What is required
Each line below must be set down exactly; omit any image you find.

(Entries from a visual dataset)
>> start
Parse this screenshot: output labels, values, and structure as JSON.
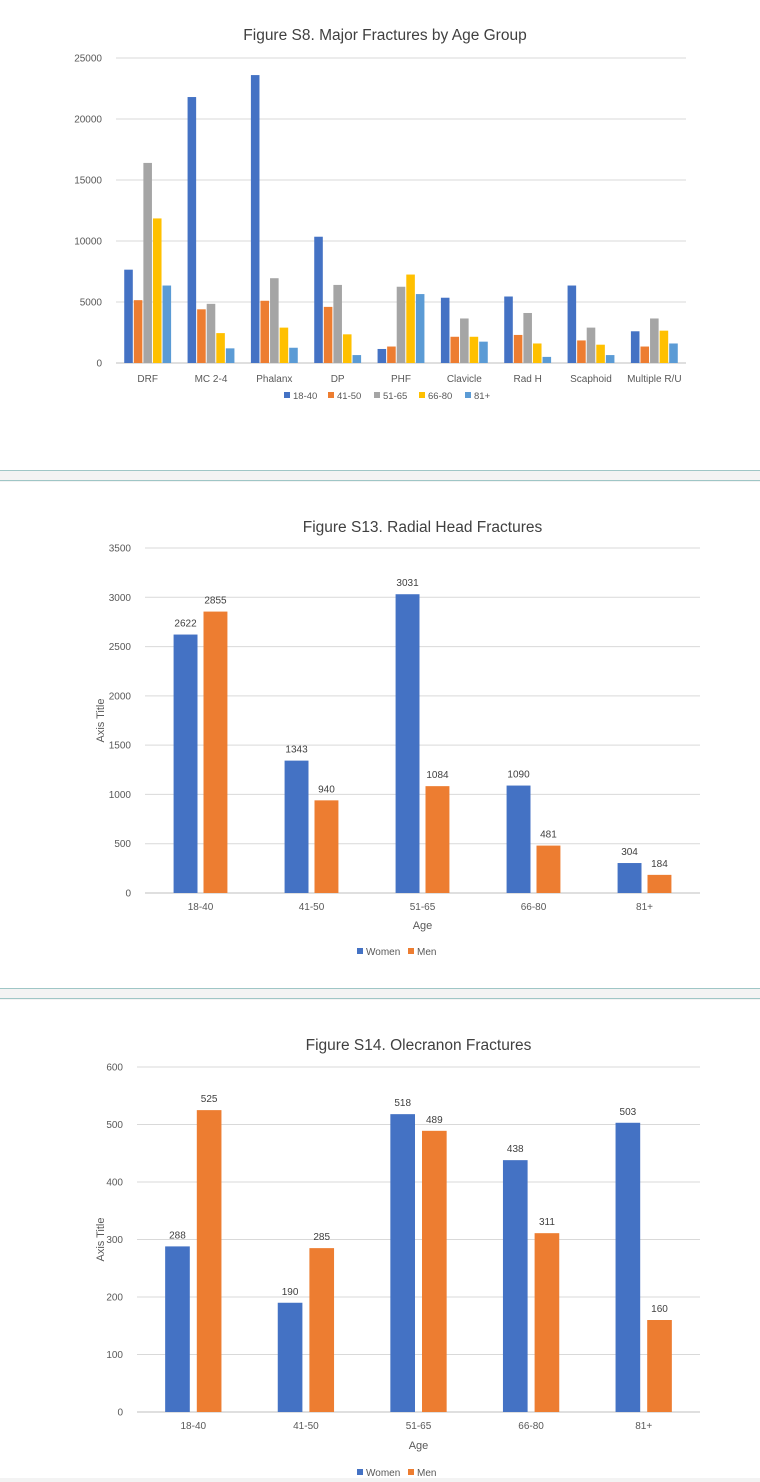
{
  "chart_data": [
    {
      "id": "s8",
      "type": "bar",
      "title": "Figure S8. Major Fractures by Age Group",
      "xlabel": "",
      "ylabel": "",
      "ylim": [
        0,
        25000
      ],
      "yticks": [
        "0",
        "5000",
        "10000",
        "15000",
        "20000",
        "25000"
      ],
      "categories": [
        "DRF",
        "MC 2-4",
        "Phalanx",
        "DP",
        "PHF",
        "Clavicle",
        "Rad H",
        "Scaphoid",
        "Multiple R/U"
      ],
      "series": [
        {
          "name": "18-40",
          "color": "#4472c4",
          "values": [
            7650,
            21800,
            23600,
            10350,
            1150,
            5350,
            5450,
            6350,
            2600
          ]
        },
        {
          "name": "41-50",
          "color": "#ed7d31",
          "values": [
            5150,
            4400,
            5100,
            4600,
            1350,
            2150,
            2300,
            1850,
            1350
          ]
        },
        {
          "name": "51-65",
          "color": "#a5a5a5",
          "values": [
            16400,
            4850,
            6950,
            6400,
            6250,
            3650,
            4100,
            2900,
            3650
          ]
        },
        {
          "name": "66-80",
          "color": "#ffc000",
          "values": [
            11850,
            2450,
            2900,
            2350,
            7250,
            2150,
            1600,
            1500,
            2650
          ]
        },
        {
          "name": "81+",
          "color": "#5b9bd5",
          "values": [
            6350,
            1200,
            1250,
            650,
            5650,
            1750,
            500,
            650,
            1600
          ]
        }
      ],
      "legend": "bottom",
      "data_labels": false
    },
    {
      "id": "s13",
      "type": "bar",
      "title": "Figure S13. Radial Head Fractures",
      "xlabel": "Age",
      "ylabel": "Axis Title",
      "ylim": [
        0,
        3500
      ],
      "yticks": [
        "0",
        "500",
        "1000",
        "1500",
        "2000",
        "2500",
        "3000",
        "3500"
      ],
      "categories": [
        "18-40",
        "41-50",
        "51-65",
        "66-80",
        "81+"
      ],
      "series": [
        {
          "name": "Women",
          "color": "#4472c4",
          "values": [
            2622,
            1343,
            3031,
            1090,
            304
          ]
        },
        {
          "name": "Men",
          "color": "#ed7d31",
          "values": [
            2855,
            940,
            1084,
            481,
            184
          ]
        }
      ],
      "legend": "bottom",
      "data_labels": true
    },
    {
      "id": "s14",
      "type": "bar",
      "title": "Figure S14. Olecranon Fractures",
      "xlabel": "Age",
      "ylabel": "Axis Title",
      "ylim": [
        0,
        600
      ],
      "yticks": [
        "0",
        "100",
        "200",
        "300",
        "400",
        "500",
        "600"
      ],
      "categories": [
        "18-40",
        "41-50",
        "51-65",
        "66-80",
        "81+"
      ],
      "series": [
        {
          "name": "Women",
          "color": "#4472c4",
          "values": [
            288,
            190,
            518,
            438,
            503
          ]
        },
        {
          "name": "Men",
          "color": "#ed7d31",
          "values": [
            525,
            285,
            489,
            311,
            160
          ]
        }
      ],
      "legend": "bottom",
      "data_labels": true
    }
  ]
}
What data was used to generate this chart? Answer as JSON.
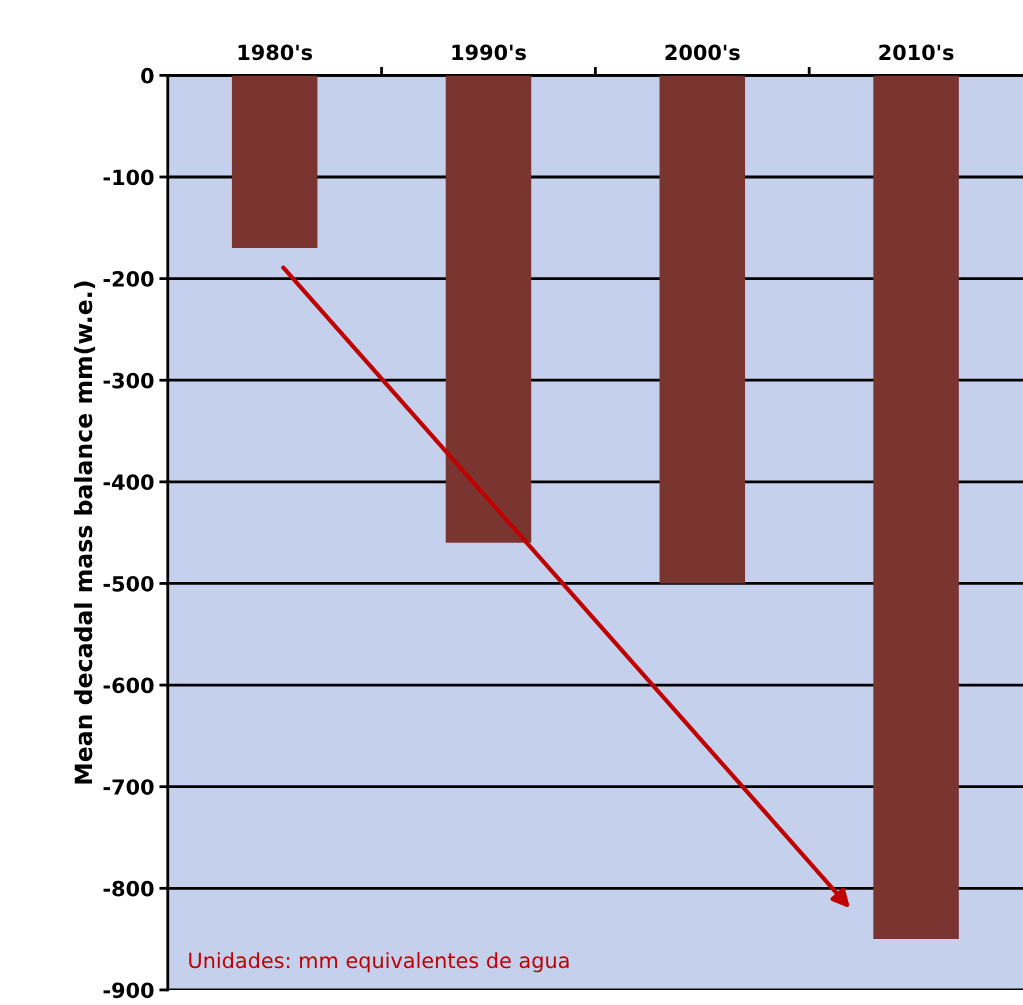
{
  "chart_data": {
    "type": "bar",
    "ylabel": "Mean decadal mass balance mm(w.e.)",
    "categories": [
      "1980's",
      "1990's",
      "2000's",
      "2010's"
    ],
    "values": [
      -170,
      -460,
      -500,
      -850
    ],
    "color": "#7b3530",
    "ylim": [
      -900,
      0
    ],
    "yticks": [
      -900,
      -800,
      -700,
      -600,
      -500,
      -400,
      -300,
      -200,
      -100,
      0
    ],
    "grid": "y",
    "legend": false,
    "annotations": [
      "Unidades: mm equivalentes de agua"
    ]
  }
}
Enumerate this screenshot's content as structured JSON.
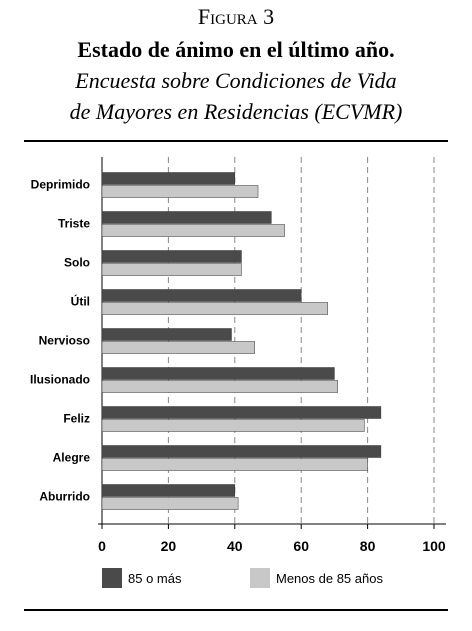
{
  "chart_data": {
    "type": "bar",
    "orientation": "horizontal",
    "figure_label": "Figura 3",
    "title": "Estado de ánimo en el último año.",
    "subtitle": [
      "Encuesta sobre Condiciones de Vida",
      "de Mayores en Residencias (ECVMR)"
    ],
    "categories": [
      "Deprimido",
      "Triste",
      "Solo",
      "Útil",
      "Nervioso",
      "Ilusionado",
      "Feliz",
      "Alegre",
      "Aburrido"
    ],
    "series": [
      {
        "name": "85 o más",
        "color": "#4a4a4a",
        "values": [
          40,
          51,
          42,
          60,
          39,
          70,
          84,
          84,
          40
        ]
      },
      {
        "name": "Menos de 85 años",
        "color": "#c8c8c8",
        "values": [
          47,
          55,
          42,
          68,
          46,
          71,
          79,
          80,
          41
        ]
      }
    ],
    "xlim": [
      0,
      100
    ],
    "xticks": [
      0,
      20,
      40,
      60,
      80,
      100
    ],
    "grid": true
  }
}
>> end
Output for this task
Parse this screenshot: output labels, values, and structure as JSON.
{
  "chart_data": [
    {
      "id": "s8",
      "type": "bar",
      "title": "Figure S8. Major Fractures by Age Group",
      "xlabel": "",
      "ylabel": "",
      "ylim": [
        0,
        25000
      ],
      "yticks": [
        "0",
        "5000",
        "10000",
        "15000",
        "20000",
        "25000"
      ],
      "categories": [
        "DRF",
        "MC 2-4",
        "Phalanx",
        "DP",
        "PHF",
        "Clavicle",
        "Rad H",
        "Scaphoid",
        "Multiple R/U"
      ],
      "series": [
        {
          "name": "18-40",
          "color": "#4472c4",
          "values": [
            7650,
            21800,
            23600,
            10350,
            1150,
            5350,
            5450,
            6350,
            2600
          ]
        },
        {
          "name": "41-50",
          "color": "#ed7d31",
          "values": [
            5150,
            4400,
            5100,
            4600,
            1350,
            2150,
            2300,
            1850,
            1350
          ]
        },
        {
          "name": "51-65",
          "color": "#a5a5a5",
          "values": [
            16400,
            4850,
            6950,
            6400,
            6250,
            3650,
            4100,
            2900,
            3650
          ]
        },
        {
          "name": "66-80",
          "color": "#ffc000",
          "values": [
            11850,
            2450,
            2900,
            2350,
            7250,
            2150,
            1600,
            1500,
            2650
          ]
        },
        {
          "name": "81+",
          "color": "#5b9bd5",
          "values": [
            6350,
            1200,
            1250,
            650,
            5650,
            1750,
            500,
            650,
            1600
          ]
        }
      ],
      "legend": "bottom",
      "data_labels": false
    },
    {
      "id": "s13",
      "type": "bar",
      "title": "Figure S13. Radial Head Fractures",
      "xlabel": "Age",
      "ylabel": "Axis Title",
      "ylim": [
        0,
        3500
      ],
      "yticks": [
        "0",
        "500",
        "1000",
        "1500",
        "2000",
        "2500",
        "3000",
        "3500"
      ],
      "categories": [
        "18-40",
        "41-50",
        "51-65",
        "66-80",
        "81+"
      ],
      "series": [
        {
          "name": "Women",
          "color": "#4472c4",
          "values": [
            2622,
            1343,
            3031,
            1090,
            304
          ]
        },
        {
          "name": "Men",
          "color": "#ed7d31",
          "values": [
            2855,
            940,
            1084,
            481,
            184
          ]
        }
      ],
      "legend": "bottom",
      "data_labels": true
    },
    {
      "id": "s14",
      "type": "bar",
      "title": "Figure S14. Olecranon Fractures",
      "xlabel": "Age",
      "ylabel": "Axis Title",
      "ylim": [
        0,
        600
      ],
      "yticks": [
        "0",
        "100",
        "200",
        "300",
        "400",
        "500",
        "600"
      ],
      "categories": [
        "18-40",
        "41-50",
        "51-65",
        "66-80",
        "81+"
      ],
      "series": [
        {
          "name": "Women",
          "color": "#4472c4",
          "values": [
            288,
            190,
            518,
            438,
            503
          ]
        },
        {
          "name": "Men",
          "color": "#ed7d31",
          "values": [
            525,
            285,
            489,
            311,
            160
          ]
        }
      ],
      "legend": "bottom",
      "data_labels": true
    }
  ]
}
What data was used to generate this chart? Answer as JSON.
{
  "chart_data": {
    "type": "bar",
    "ylabel": "Mean decadal mass balance mm(w.e.)",
    "categories": [
      "1980's",
      "1990's",
      "2000's",
      "2010's"
    ],
    "values": [
      -170,
      -460,
      -500,
      -850
    ],
    "color": "#7b3530",
    "ylim": [
      -900,
      0
    ],
    "yticks": [
      -900,
      -800,
      -700,
      -600,
      -500,
      -400,
      -300,
      -200,
      -100,
      0
    ],
    "grid": "y",
    "legend": false,
    "annotations": [
      "Unidades: mm equivalentes de agua"
    ]
  }
}
Enumerate this screenshot's content as structured JSON.
{
  "chart_data": {
    "type": "bar",
    "orientation": "horizontal",
    "figure_label": "Figura 3",
    "title": "Estado de ánimo en el último año.",
    "subtitle": [
      "Encuesta sobre Condiciones de Vida",
      "de Mayores en Residencias (ECVMR)"
    ],
    "categories": [
      "Deprimido",
      "Triste",
      "Solo",
      "Útil",
      "Nervioso",
      "Ilusionado",
      "Feliz",
      "Alegre",
      "Aburrido"
    ],
    "series": [
      {
        "name": "85 o más",
        "color": "#4a4a4a",
        "values": [
          40,
          51,
          42,
          60,
          39,
          70,
          84,
          84,
          40
        ]
      },
      {
        "name": "Menos de 85 años",
        "color": "#c8c8c8",
        "values": [
          47,
          55,
          42,
          68,
          46,
          71,
          79,
          80,
          41
        ]
      }
    ],
    "xlim": [
      0,
      100
    ],
    "xticks": [
      0,
      20,
      40,
      60,
      80,
      100
    ],
    "grid": true
  }
}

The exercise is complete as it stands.